▶ **Provided data**
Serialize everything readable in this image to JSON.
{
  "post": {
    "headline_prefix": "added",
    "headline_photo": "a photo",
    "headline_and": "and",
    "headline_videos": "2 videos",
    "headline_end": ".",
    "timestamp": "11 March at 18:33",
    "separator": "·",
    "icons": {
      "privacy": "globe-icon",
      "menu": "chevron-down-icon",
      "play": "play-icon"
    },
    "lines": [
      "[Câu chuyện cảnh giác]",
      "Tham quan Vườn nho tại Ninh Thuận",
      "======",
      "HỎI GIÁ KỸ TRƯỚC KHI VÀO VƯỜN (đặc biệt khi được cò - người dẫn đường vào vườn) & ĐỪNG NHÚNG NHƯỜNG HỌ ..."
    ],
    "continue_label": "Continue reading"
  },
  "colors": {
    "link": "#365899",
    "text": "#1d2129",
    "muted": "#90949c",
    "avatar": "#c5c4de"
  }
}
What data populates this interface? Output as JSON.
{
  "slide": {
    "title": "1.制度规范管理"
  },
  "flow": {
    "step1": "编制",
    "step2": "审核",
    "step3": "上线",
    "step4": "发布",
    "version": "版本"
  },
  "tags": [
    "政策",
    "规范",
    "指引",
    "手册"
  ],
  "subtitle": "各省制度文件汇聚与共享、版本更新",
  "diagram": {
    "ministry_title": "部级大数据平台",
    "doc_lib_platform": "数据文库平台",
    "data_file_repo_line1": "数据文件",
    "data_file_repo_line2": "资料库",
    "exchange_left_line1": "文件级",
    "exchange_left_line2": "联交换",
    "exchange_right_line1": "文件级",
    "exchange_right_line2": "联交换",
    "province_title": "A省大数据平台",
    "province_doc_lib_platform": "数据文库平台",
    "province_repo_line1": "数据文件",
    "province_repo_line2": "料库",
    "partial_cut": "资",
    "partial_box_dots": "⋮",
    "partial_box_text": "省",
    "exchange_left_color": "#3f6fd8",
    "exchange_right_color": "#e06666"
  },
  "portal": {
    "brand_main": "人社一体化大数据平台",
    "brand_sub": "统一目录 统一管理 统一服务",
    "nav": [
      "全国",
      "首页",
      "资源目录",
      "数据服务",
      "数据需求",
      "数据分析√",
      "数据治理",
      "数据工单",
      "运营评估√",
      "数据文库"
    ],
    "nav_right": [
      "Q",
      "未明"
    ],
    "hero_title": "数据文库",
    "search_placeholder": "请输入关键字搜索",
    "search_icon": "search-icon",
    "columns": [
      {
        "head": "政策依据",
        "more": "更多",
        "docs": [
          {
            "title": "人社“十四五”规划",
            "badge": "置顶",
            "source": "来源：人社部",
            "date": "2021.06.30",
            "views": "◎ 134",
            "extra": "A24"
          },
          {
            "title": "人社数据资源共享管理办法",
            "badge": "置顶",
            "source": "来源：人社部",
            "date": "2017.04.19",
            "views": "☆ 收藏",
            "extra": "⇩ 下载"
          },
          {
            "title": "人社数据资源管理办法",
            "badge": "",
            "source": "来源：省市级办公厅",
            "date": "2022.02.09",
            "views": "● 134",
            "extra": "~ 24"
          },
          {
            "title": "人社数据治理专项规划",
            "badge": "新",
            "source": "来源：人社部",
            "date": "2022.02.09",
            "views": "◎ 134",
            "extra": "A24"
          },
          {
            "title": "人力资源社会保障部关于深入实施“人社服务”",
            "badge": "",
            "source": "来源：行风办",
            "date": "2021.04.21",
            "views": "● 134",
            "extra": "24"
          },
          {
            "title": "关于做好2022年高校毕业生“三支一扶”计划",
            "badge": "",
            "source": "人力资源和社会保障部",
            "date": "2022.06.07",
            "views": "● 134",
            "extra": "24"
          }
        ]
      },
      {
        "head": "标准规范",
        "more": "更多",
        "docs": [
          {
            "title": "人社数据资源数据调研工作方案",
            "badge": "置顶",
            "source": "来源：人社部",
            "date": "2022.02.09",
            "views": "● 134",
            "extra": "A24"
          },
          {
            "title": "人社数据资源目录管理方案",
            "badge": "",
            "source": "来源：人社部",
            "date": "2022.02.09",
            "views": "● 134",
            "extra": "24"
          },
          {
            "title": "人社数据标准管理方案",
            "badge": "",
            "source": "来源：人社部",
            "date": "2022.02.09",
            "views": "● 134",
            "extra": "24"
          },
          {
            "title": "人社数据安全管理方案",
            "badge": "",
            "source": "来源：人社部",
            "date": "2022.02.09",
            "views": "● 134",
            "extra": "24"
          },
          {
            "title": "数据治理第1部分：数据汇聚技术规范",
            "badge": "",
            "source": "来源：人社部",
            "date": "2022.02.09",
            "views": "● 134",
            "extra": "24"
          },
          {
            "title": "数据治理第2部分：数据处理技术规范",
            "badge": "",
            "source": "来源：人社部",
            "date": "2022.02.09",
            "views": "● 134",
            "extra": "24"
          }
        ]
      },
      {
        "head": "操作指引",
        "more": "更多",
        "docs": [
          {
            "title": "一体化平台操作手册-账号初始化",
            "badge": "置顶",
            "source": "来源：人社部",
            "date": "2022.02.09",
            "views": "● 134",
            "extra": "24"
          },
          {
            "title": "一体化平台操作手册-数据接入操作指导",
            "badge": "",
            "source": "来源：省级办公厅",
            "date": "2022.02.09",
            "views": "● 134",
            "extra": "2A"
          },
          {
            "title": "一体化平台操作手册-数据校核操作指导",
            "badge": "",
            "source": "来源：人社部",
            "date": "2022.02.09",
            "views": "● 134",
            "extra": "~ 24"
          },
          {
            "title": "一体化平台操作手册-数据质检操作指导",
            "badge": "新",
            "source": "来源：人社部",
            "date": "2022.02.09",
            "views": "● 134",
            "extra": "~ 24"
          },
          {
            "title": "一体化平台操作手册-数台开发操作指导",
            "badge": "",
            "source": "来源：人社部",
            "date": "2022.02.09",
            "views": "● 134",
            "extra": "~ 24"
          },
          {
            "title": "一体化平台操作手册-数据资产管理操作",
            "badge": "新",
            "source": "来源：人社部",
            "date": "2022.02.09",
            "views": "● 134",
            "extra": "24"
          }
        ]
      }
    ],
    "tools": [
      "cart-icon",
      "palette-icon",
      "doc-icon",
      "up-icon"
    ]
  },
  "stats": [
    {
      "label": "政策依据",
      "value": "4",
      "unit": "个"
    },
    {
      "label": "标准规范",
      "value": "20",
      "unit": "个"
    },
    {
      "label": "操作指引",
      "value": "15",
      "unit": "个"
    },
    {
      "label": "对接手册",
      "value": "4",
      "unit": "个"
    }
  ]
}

==

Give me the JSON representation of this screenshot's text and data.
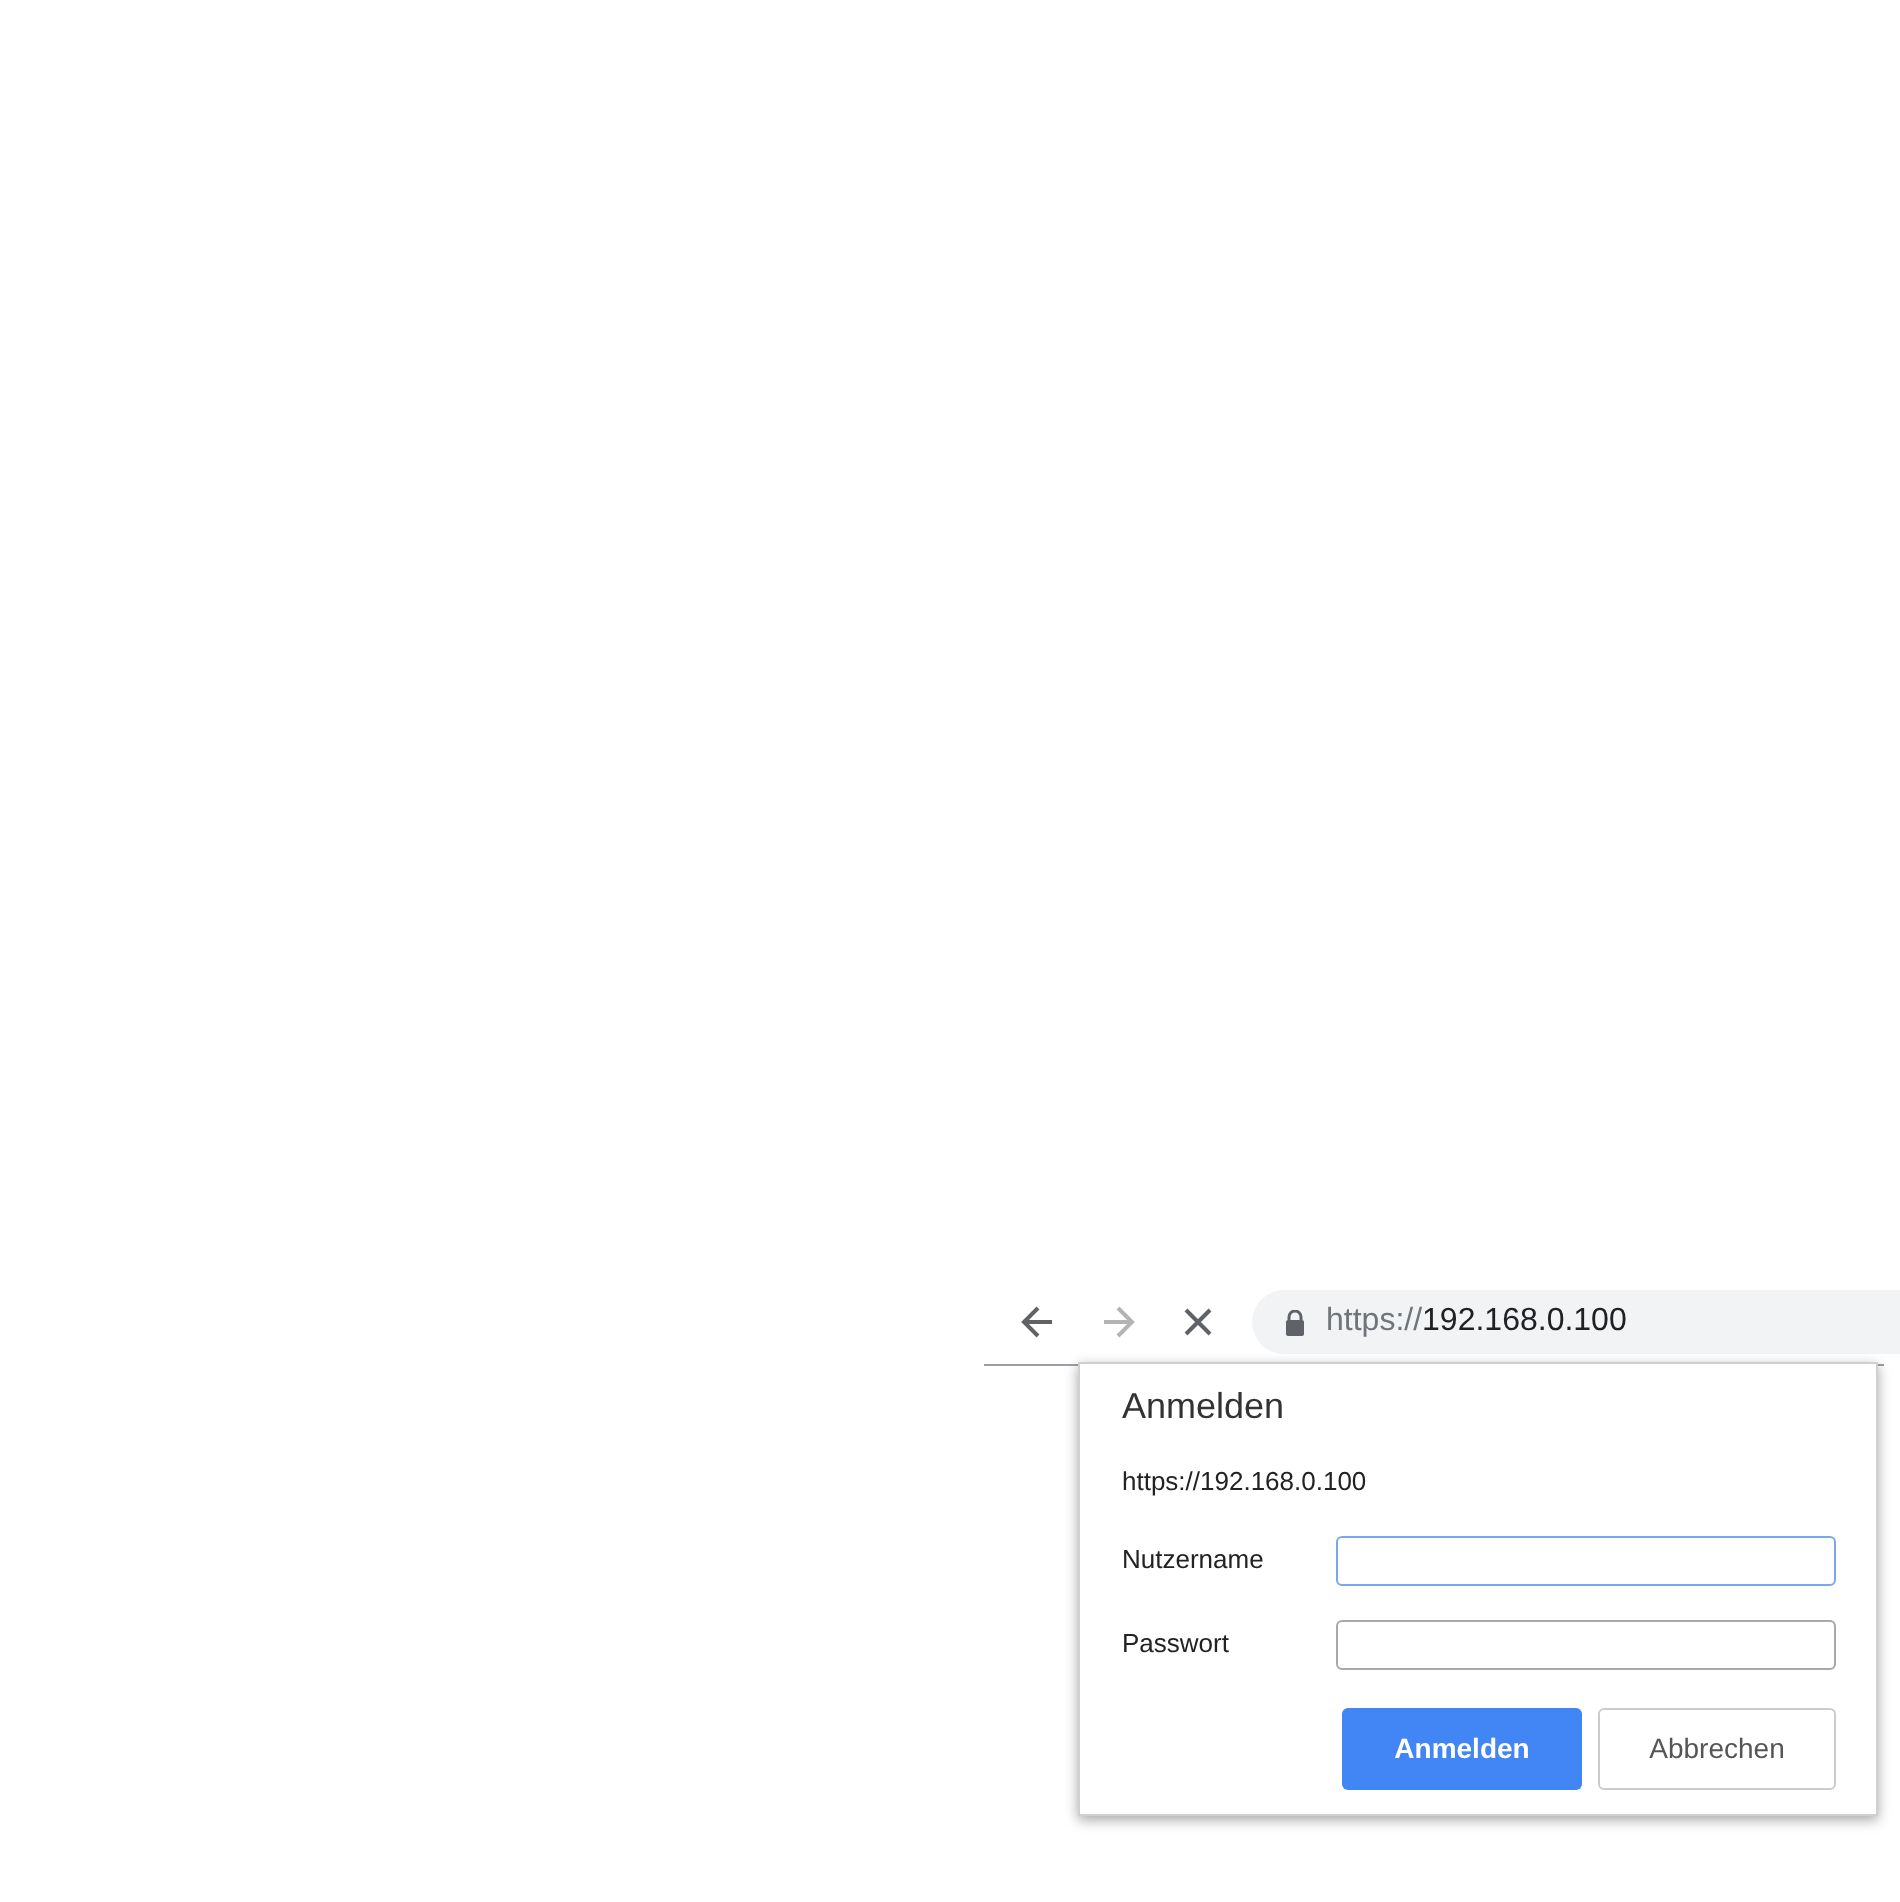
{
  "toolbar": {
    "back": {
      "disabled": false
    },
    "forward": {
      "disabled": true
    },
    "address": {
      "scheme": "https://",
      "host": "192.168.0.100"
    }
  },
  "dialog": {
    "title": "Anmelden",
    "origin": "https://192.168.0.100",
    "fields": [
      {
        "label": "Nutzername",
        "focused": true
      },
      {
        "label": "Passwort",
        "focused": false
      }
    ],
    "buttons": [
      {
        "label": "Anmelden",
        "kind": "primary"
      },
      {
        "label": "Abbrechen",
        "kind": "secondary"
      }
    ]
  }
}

▶ **Problem requirements**
Show the lines where the word "https" appears in the entries.

▶ **Written response**
      "scheme": "https://",
    "origin": "https://192.168.0.100",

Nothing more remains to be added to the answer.